* [WHAT IS ASKED]: Each line containing the word "structured" must be collected.

* [A block of data]:
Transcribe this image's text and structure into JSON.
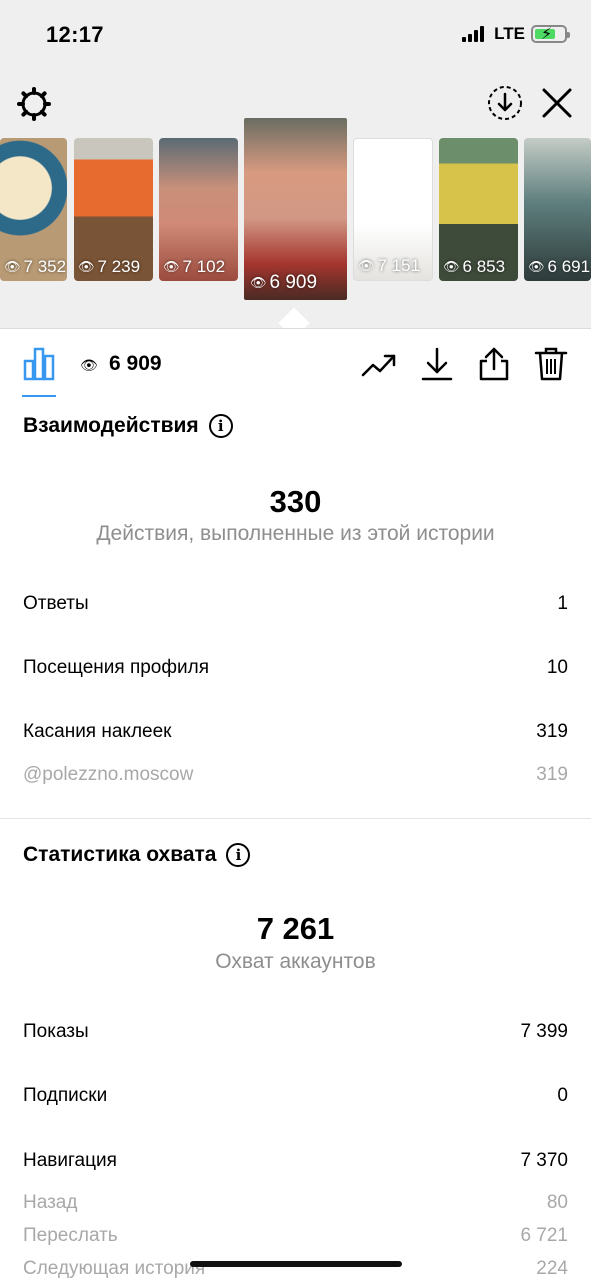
{
  "status_bar": {
    "time": "12:17",
    "network": "LTE"
  },
  "stories": [
    {
      "views": "7 352",
      "active": false
    },
    {
      "views": "7 239",
      "active": false
    },
    {
      "views": "7 102",
      "active": false
    },
    {
      "views": "6 909",
      "active": true
    },
    {
      "views": "7 151",
      "active": false
    },
    {
      "views": "6 853",
      "active": false
    },
    {
      "views": "6 691",
      "active": false
    }
  ],
  "toolbar": {
    "view_count": "6 909"
  },
  "interactions": {
    "title": "Взаимодействия",
    "total": "330",
    "total_label": "Действия, выполненные из этой истории",
    "rows": [
      {
        "label": "Ответы",
        "value": "1"
      },
      {
        "label": "Посещения профиля",
        "value": "10"
      },
      {
        "label": "Касания наклеек",
        "value": "319"
      }
    ],
    "sticker_sub": {
      "label": "@polezzno.moscow",
      "value": "319"
    }
  },
  "reach": {
    "title": "Статистика охвата",
    "total": "7 261",
    "total_label": "Охват аккаунтов",
    "rows": [
      {
        "label": "Показы",
        "value": "7 399"
      },
      {
        "label": "Подписки",
        "value": "0"
      },
      {
        "label": "Навигация",
        "value": "7 370"
      }
    ],
    "navigation_sub": [
      {
        "label": "Назад",
        "value": "80"
      },
      {
        "label": "Переслать",
        "value": "6 721"
      },
      {
        "label": "Следующая история",
        "value": "224"
      }
    ]
  },
  "icons": {
    "settings": "gear-icon",
    "download_circle": "download-circle-icon",
    "close": "close-icon",
    "insights": "bar-chart-icon",
    "eye": "eye-icon",
    "trend": "trend-icon",
    "save": "download-icon",
    "share": "share-icon",
    "delete": "trash-icon",
    "info": "info-icon"
  },
  "colors": {
    "accent": "#3897f0",
    "muted": "#8e8e8e",
    "battery": "#4cd964"
  }
}
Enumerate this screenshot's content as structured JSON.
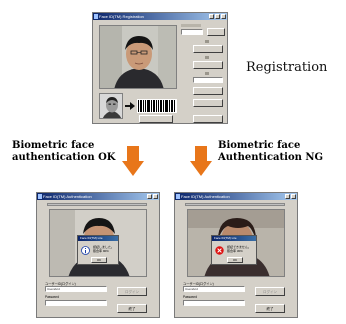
{
  "registration": {
    "caption": "Registration",
    "window_title": "Face ID(TM) Registration"
  },
  "auth_ok": {
    "caption_line1": "Biometric face",
    "caption_line2": "authentication OK",
    "window_title": "Face ID(TM) Authentication",
    "dialog_title": "Face ID(TM) Lite",
    "dialog_line1": "認証しました。",
    "dialog_line2": "照合率 90%",
    "dialog_ok": "OK",
    "user_label": "ユーザーID(ログイン)",
    "user_value": "Userabcd",
    "pw_label": "Password",
    "login_button": "ログイン",
    "close_button": "終了"
  },
  "auth_ng": {
    "caption_line1": "Biometric face",
    "caption_line2": "Authentication NG",
    "window_title": "Face ID(TM) Authentication",
    "dialog_title": "Face ID(TM) Lite",
    "dialog_line1": "認証できません。",
    "dialog_line2": "照合率 30%",
    "dialog_ok": "OK",
    "user_label": "ユーザーID(ログイン)",
    "user_value": "Userabcd",
    "pw_label": "Password",
    "login_button": "ログイン",
    "close_button": "終了"
  },
  "colors": {
    "arrow": "#e8761a",
    "window": "#d4d0c8",
    "titlebar": "#0a246a"
  }
}
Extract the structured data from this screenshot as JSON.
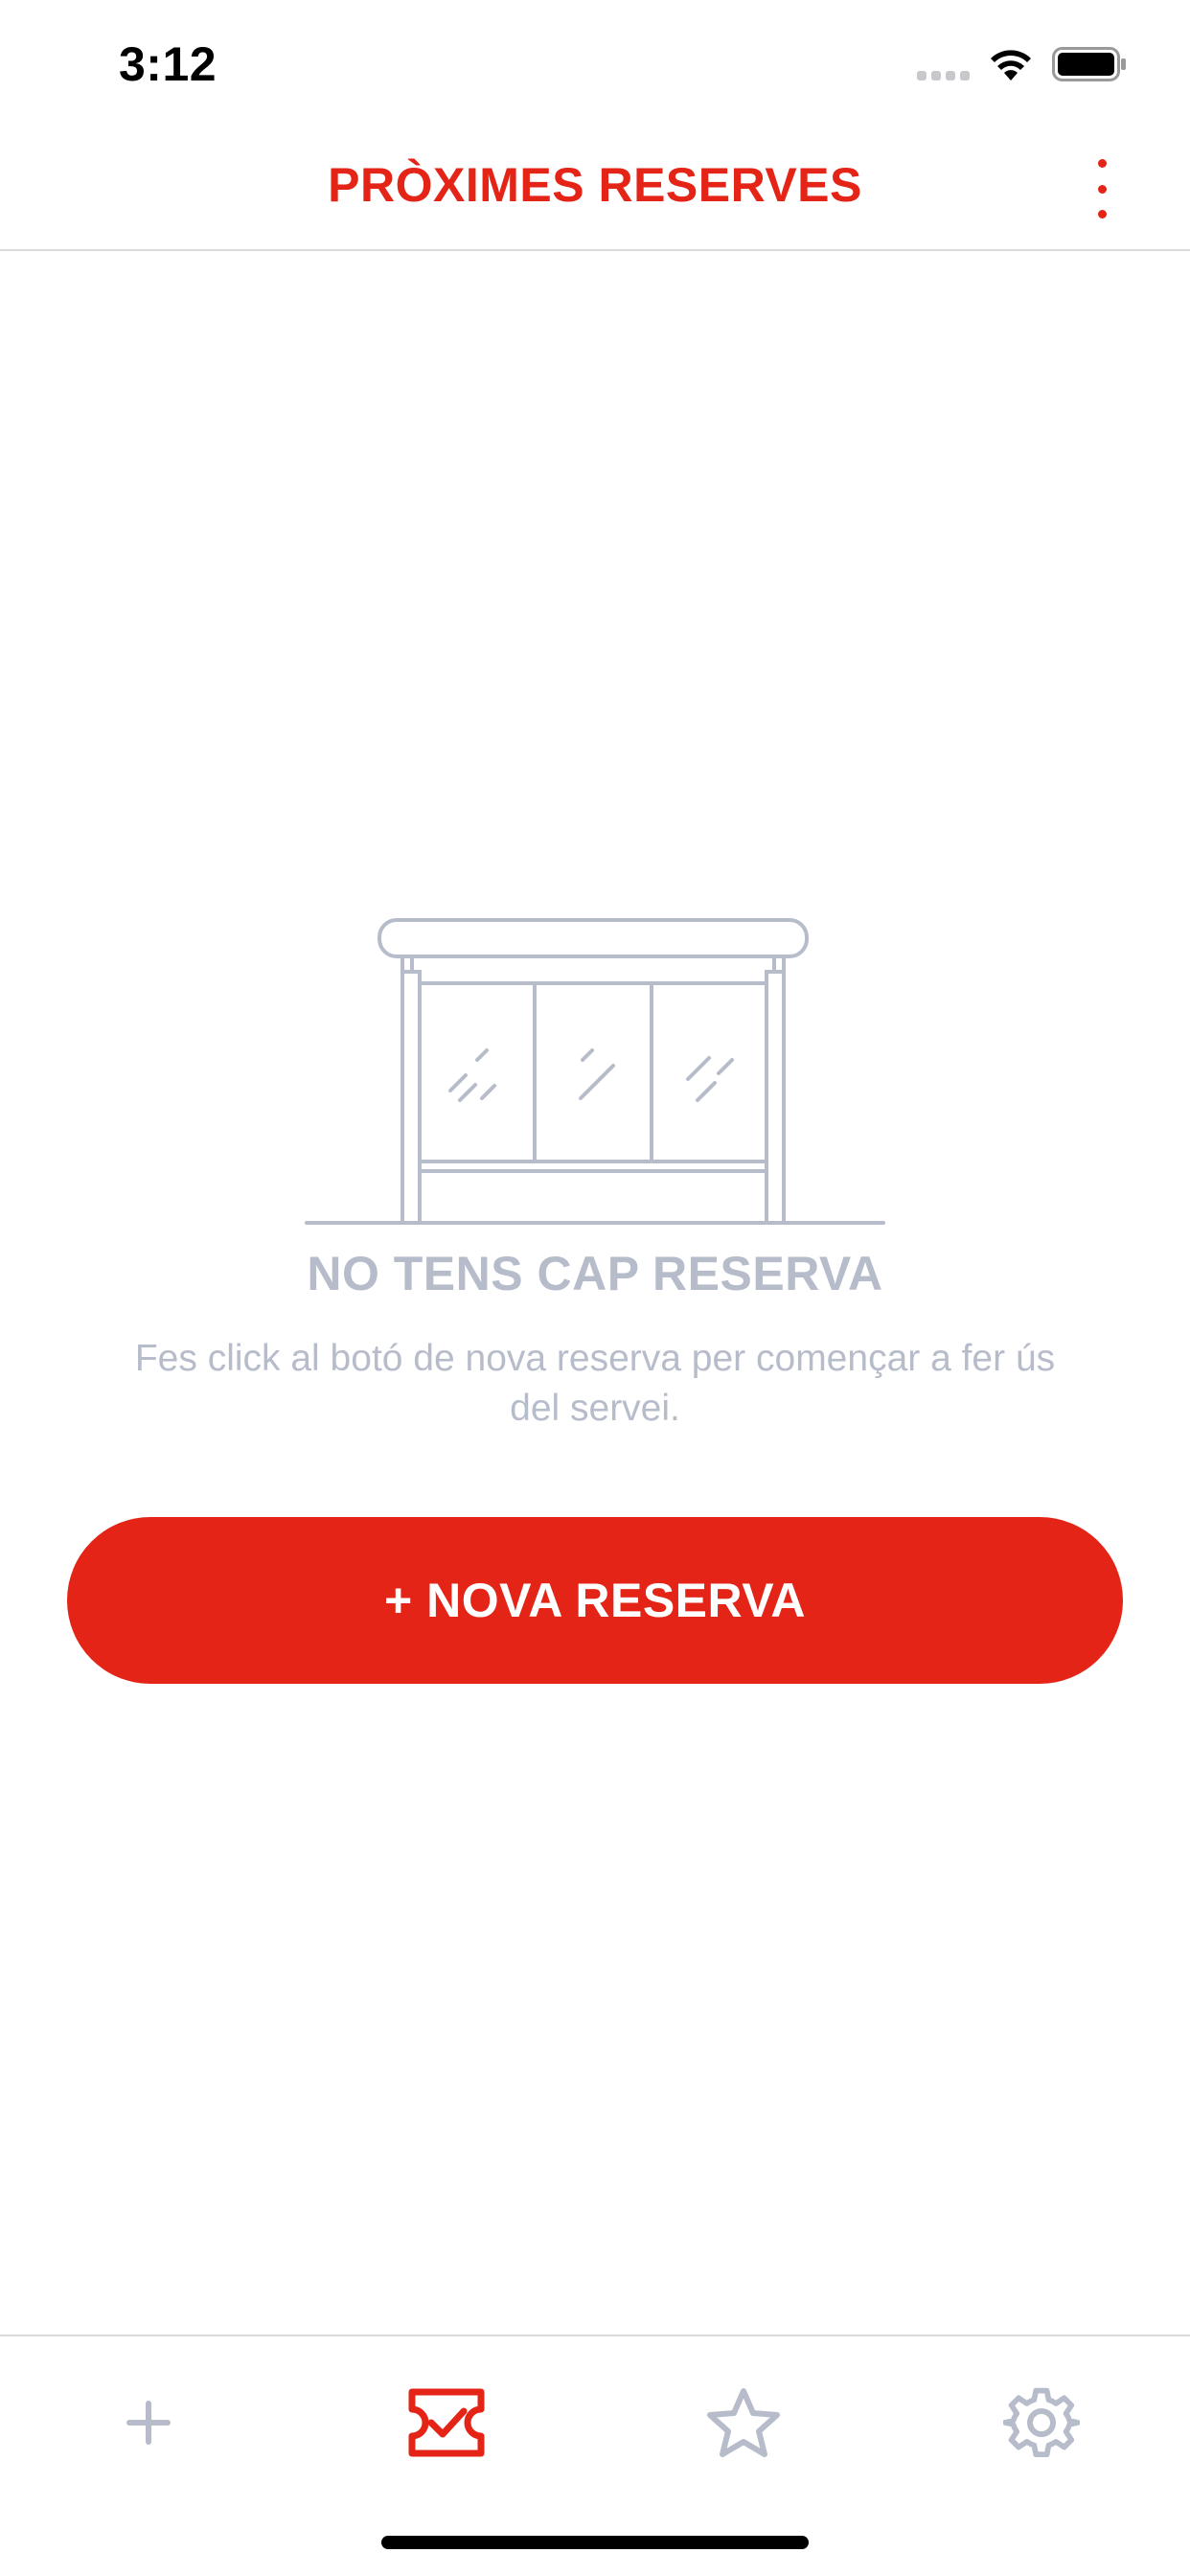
{
  "status_bar": {
    "time": "3:12",
    "signal_icon": "cellular-signal-icon",
    "wifi_icon": "wifi-icon",
    "battery_icon": "battery-icon"
  },
  "header": {
    "title": "PRÒXIMES RESERVES",
    "menu_icon": "more-vertical-icon"
  },
  "empty_state": {
    "illustration": "bus-stop-shelter",
    "title": "NO TENS CAP RESERVA",
    "message": "Fes click al botó de nova reserva per començar a fer ús del servei."
  },
  "primary_action": {
    "label": "+ NOVA RESERVA"
  },
  "tab_bar": {
    "tabs": [
      {
        "icon": "plus-icon",
        "active": false
      },
      {
        "icon": "ticket-check-icon",
        "active": true
      },
      {
        "icon": "star-icon",
        "active": false
      },
      {
        "icon": "gear-icon",
        "active": false
      }
    ]
  },
  "colors": {
    "accent": "#e32416",
    "muted": "#b6bcca",
    "divider": "#d9d9de",
    "icon_inactive": "#b6bcca"
  }
}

* [WRITTEN RESPONSE]:
Enumerate this screenshot's content as structured JSON.
Extract the structured data from this screenshot as JSON.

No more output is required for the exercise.